- [Brief]
Repeat word for word everything from the line containing "Convert this document image to plain text." to the end of the listing, first and last lines included, and only that.

- [Material provided]
• • • • • • •

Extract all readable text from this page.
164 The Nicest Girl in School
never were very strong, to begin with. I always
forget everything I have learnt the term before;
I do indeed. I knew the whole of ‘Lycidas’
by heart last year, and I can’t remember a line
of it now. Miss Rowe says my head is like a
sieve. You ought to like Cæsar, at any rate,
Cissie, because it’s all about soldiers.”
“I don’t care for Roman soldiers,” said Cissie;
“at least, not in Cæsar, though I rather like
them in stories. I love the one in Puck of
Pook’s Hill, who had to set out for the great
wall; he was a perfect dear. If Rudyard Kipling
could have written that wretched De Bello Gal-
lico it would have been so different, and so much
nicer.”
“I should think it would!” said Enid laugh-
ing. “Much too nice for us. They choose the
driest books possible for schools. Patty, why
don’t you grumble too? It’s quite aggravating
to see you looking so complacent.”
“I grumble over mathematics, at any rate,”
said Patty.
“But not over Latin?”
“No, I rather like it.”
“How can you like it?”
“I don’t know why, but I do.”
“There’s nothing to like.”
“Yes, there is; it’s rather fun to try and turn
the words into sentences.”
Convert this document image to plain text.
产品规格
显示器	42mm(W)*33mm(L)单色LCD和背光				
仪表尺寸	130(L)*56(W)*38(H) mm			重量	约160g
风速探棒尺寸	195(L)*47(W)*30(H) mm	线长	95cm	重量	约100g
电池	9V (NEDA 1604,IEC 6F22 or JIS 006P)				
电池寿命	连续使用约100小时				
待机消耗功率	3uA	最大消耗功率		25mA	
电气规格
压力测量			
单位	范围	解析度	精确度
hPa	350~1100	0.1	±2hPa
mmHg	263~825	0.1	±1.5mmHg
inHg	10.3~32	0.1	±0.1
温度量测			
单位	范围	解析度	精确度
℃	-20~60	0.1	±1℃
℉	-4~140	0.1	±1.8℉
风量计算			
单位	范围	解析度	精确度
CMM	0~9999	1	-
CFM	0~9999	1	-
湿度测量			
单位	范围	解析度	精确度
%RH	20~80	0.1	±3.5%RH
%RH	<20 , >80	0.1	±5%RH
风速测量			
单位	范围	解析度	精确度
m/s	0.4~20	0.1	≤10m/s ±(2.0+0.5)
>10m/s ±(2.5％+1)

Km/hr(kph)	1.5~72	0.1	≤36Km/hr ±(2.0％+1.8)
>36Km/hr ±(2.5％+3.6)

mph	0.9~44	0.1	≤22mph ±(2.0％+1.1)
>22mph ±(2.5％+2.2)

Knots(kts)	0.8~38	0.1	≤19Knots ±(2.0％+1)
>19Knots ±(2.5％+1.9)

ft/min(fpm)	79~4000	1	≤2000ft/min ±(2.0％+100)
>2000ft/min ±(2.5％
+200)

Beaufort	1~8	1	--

• • • • • • •

- [Final result]
Convert this document image to plain text.
产品规格
显示器	42mm(W)*33mm(L)单色LCD和背光				
仪表尺寸	130(L)*56(W)*38(H) mm			重量	约160g
风速探棒尺寸	195(L)*47(W)*30(H) mm	线长	95cm	重量	约100g
电池	9V (NEDA 1604,IEC 6F22 or JIS 006P)				
电池寿命	连续使用约100小时				
待机消耗功率	3uA	最大消耗功率		25mA	
电气规格
压力测量			
单位	范围	解析度	精确度
hPa	350~1100	0.1	±2hPa
mmHg	263~825	0.1	±1.5mmHg
inHg	10.3~32	0.1	±0.1
温度量测			
单位	范围	解析度	精确度
℃	-20~60	0.1	±1℃
℉	-4~140	0.1	±1.8℉
风量计算			
单位	范围	解析度	精确度
CMM	0~9999	1	-
CFM	0~9999	1	-
湿度测量			
单位	范围	解析度	精确度
%RH	20~80	0.1	±3.5%RH
%RH	<20 , >80	0.1	±5%RH
风速测量			
单位	范围	解析度	精确度
m/s	0.4~20	0.1	≤10m/s ±(2.0+0.5)
>10m/s ±(2.5％+1)

Km/hr(kph)	1.5~72	0.1	≤36Km/hr ±(2.0％+1.8)
>36Km/hr ±(2.5％+3.6)

mph	0.9~44	0.1	≤22mph ±(2.0％+1.1)
>22mph ±(2.5％+2.2)

Knots(kts)	0.8~38	0.1	≤19Knots ±(2.0％+1)
>19Knots ±(2.5％+1.9)

ft/min(fpm)	79~4000	1	≤2000ft/min ±(2.0％+100)
>2000ft/min ±(2.5％
+200)

Beaufort	1~8	1	--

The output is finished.